## WHAT TO DO
Exactly as they appear, copy the lines of the listing from the one containing "What text is on this page?" through the final line, both included, and nothing else.

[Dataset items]

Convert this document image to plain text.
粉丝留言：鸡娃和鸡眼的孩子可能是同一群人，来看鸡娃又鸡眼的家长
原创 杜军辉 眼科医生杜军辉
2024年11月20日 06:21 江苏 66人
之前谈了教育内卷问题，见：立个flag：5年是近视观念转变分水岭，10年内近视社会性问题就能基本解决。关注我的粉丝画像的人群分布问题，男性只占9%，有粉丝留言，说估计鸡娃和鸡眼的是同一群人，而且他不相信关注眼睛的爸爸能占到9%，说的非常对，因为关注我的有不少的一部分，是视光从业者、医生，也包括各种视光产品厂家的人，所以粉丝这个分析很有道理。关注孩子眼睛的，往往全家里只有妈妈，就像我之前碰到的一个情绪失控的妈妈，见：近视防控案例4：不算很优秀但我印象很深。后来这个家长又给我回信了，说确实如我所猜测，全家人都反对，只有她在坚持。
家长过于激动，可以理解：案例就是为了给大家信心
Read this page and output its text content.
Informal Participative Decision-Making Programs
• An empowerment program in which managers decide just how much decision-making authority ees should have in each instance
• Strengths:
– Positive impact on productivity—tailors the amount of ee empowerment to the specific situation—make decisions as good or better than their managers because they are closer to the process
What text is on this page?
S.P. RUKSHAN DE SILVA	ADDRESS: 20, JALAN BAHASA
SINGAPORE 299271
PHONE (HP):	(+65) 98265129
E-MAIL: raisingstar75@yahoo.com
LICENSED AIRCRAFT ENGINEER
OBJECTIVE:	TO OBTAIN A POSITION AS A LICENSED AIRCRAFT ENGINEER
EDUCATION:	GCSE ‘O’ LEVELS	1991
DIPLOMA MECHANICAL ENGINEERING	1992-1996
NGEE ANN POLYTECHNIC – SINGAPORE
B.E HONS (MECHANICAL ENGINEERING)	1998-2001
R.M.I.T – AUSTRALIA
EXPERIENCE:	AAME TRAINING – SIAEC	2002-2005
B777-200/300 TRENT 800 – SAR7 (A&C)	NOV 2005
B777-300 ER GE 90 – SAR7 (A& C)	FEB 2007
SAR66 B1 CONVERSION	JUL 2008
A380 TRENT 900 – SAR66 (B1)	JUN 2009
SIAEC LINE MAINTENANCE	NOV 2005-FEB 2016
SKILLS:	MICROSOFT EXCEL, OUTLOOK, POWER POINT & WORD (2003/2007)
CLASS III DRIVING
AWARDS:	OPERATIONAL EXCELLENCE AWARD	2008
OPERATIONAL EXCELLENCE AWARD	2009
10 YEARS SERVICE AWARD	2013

## WORKED ANSWER
What text is on this page?
S.P. RUKSHAN DE SILVA	ADDRESS: 20, JALAN BAHASA
SINGAPORE 299271
PHONE (HP):	(+65) 98265129
E-MAIL: raisingstar75@yahoo.com
LICENSED AIRCRAFT ENGINEER
OBJECTIVE:	TO OBTAIN A POSITION AS A LICENSED AIRCRAFT ENGINEER
EDUCATION:	GCSE ‘O’ LEVELS	1991
DIPLOMA MECHANICAL ENGINEERING	1992-1996
NGEE ANN POLYTECHNIC – SINGAPORE
B.E HONS (MECHANICAL ENGINEERING)	1998-2001
R.M.I.T – AUSTRALIA
EXPERIENCE:	AAME TRAINING – SIAEC	2002-2005
B777-200/300 TRENT 800 – SAR7 (A&C)	NOV 2005
B777-300 ER GE 90 – SAR7 (A& C)	FEB 2007
SAR66 B1 CONVERSION	JUL 2008
A380 TRENT 900 – SAR66 (B1)	JUN 2009
SIAEC LINE MAINTENANCE	NOV 2005-FEB 2016
SKILLS:	MICROSOFT EXCEL, OUTLOOK, POWER POINT & WORD (2003/2007)
CLASS III DRIVING
AWARDS:	OPERATIONAL EXCELLENCE AWARD	2008
OPERATIONAL EXCELLENCE AWARD	2009
10 YEARS SERVICE AWARD	2013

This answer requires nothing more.